▶ **PROBLEM STATEMENT**
Your task is to repeat the entries word for word while leaving out the pictures.

▶ **MATERIAL PROVIDED**
==========
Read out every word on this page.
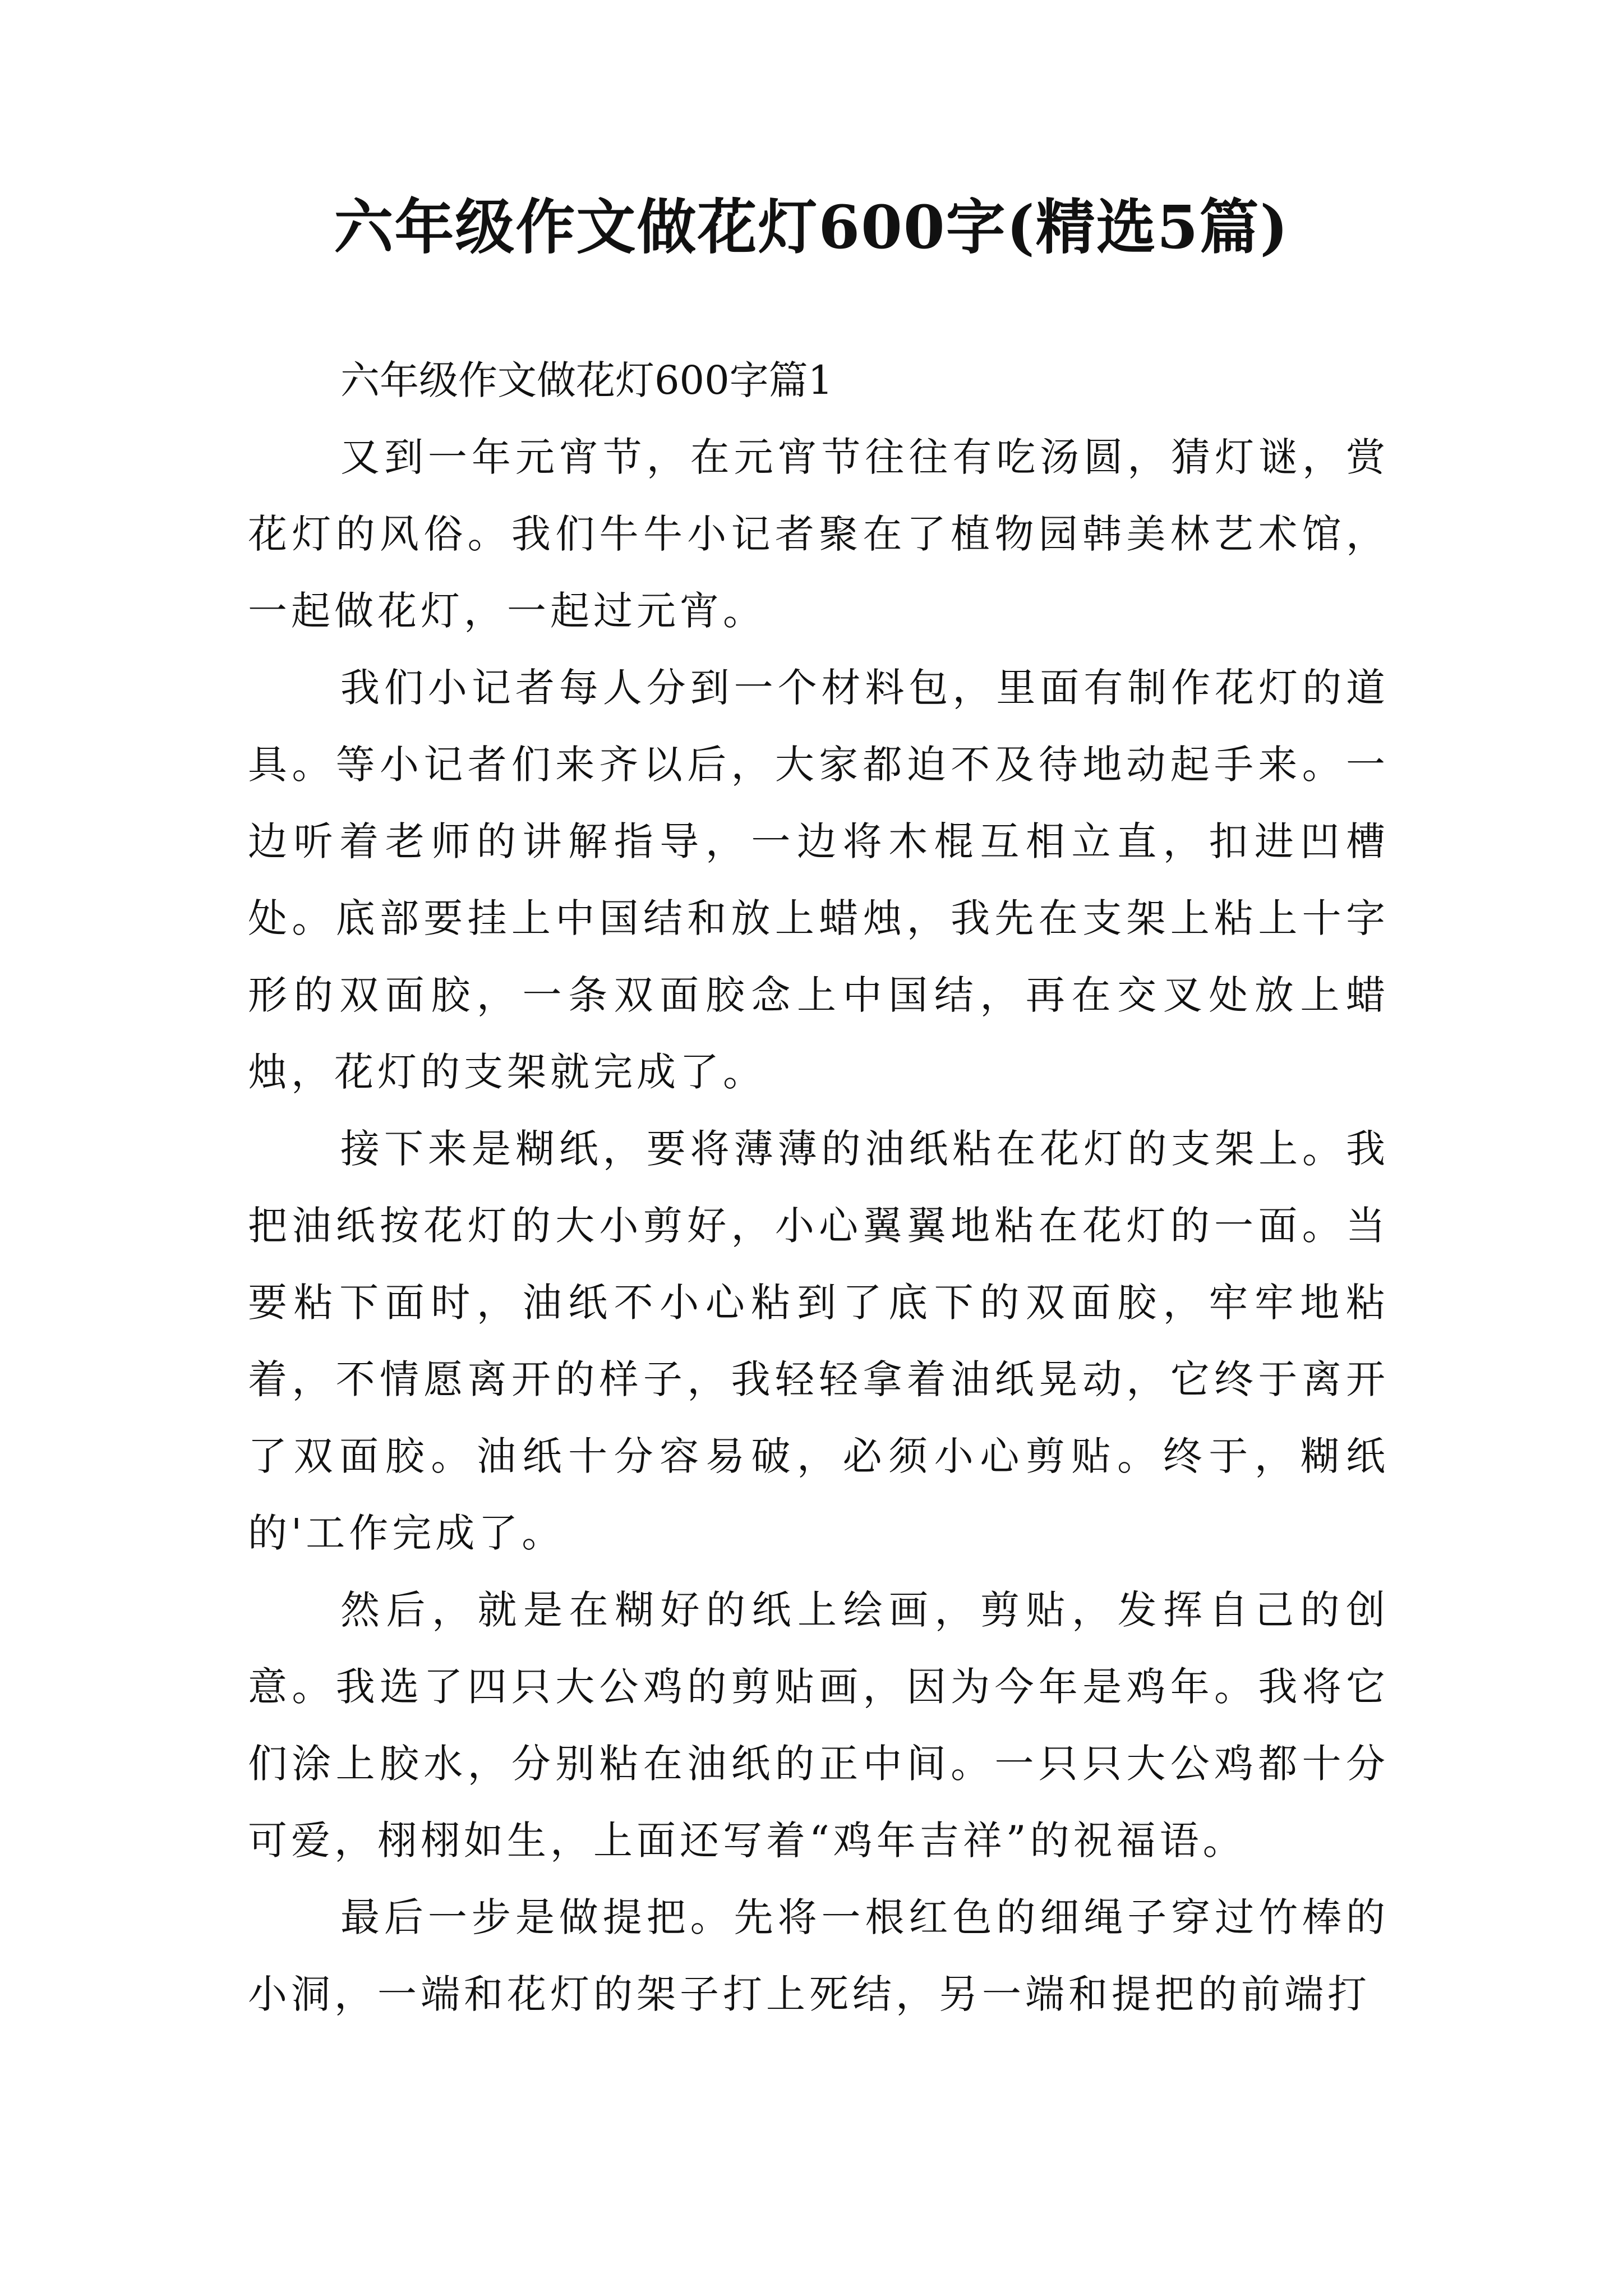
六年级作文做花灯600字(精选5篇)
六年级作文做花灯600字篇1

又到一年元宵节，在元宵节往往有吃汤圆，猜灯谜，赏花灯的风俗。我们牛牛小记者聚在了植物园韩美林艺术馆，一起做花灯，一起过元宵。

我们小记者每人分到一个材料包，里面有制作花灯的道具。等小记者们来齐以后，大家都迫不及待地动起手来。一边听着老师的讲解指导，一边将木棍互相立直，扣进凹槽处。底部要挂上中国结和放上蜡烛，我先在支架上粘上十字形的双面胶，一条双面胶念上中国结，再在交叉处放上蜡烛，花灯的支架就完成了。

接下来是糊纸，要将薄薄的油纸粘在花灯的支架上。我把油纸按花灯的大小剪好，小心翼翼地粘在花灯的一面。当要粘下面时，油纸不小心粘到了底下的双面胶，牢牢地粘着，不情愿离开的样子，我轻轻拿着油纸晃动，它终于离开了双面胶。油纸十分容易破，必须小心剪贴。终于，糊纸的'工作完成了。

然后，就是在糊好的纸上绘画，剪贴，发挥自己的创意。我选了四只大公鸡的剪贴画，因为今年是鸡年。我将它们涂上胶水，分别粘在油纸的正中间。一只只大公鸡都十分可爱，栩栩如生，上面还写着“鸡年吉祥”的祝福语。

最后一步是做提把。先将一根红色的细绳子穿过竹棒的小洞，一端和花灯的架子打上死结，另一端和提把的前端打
==========
▶ **ANSWER TO THE EXERCISE**
Read out every word on this page.
六年级作文做花灯600字(精选5篇)
六年级作文做花灯600字篇1

又到一年元宵节，在元宵节往往有吃汤圆，猜灯谜，赏花灯的风俗。我们牛牛小记者聚在了植物园韩美林艺术馆，一起做花灯，一起过元宵。

我们小记者每人分到一个材料包，里面有制作花灯的道具。等小记者们来齐以后，大家都迫不及待地动起手来。一边听着老师的讲解指导，一边将木棍互相立直，扣进凹槽处。底部要挂上中国结和放上蜡烛，我先在支架上粘上十字形的双面胶，一条双面胶念上中国结，再在交叉处放上蜡烛，花灯的支架就完成了。

接下来是糊纸，要将薄薄的油纸粘在花灯的支架上。我把油纸按花灯的大小剪好，小心翼翼地粘在花灯的一面。当要粘下面时，油纸不小心粘到了底下的双面胶，牢牢地粘着，不情愿离开的样子，我轻轻拿着油纸晃动，它终于离开了双面胶。油纸十分容易破，必须小心剪贴。终于，糊纸的'工作完成了。

然后，就是在糊好的纸上绘画，剪贴，发挥自己的创意。我选了四只大公鸡的剪贴画，因为今年是鸡年。我将它们涂上胶水，分别粘在油纸的正中间。一只只大公鸡都十分可爱，栩栩如生，上面还写着“鸡年吉祥”的祝福语。

最后一步是做提把。先将一根红色的细绳子穿过竹棒的小洞，一端和花灯的架子打上死结，另一端和提把的前端打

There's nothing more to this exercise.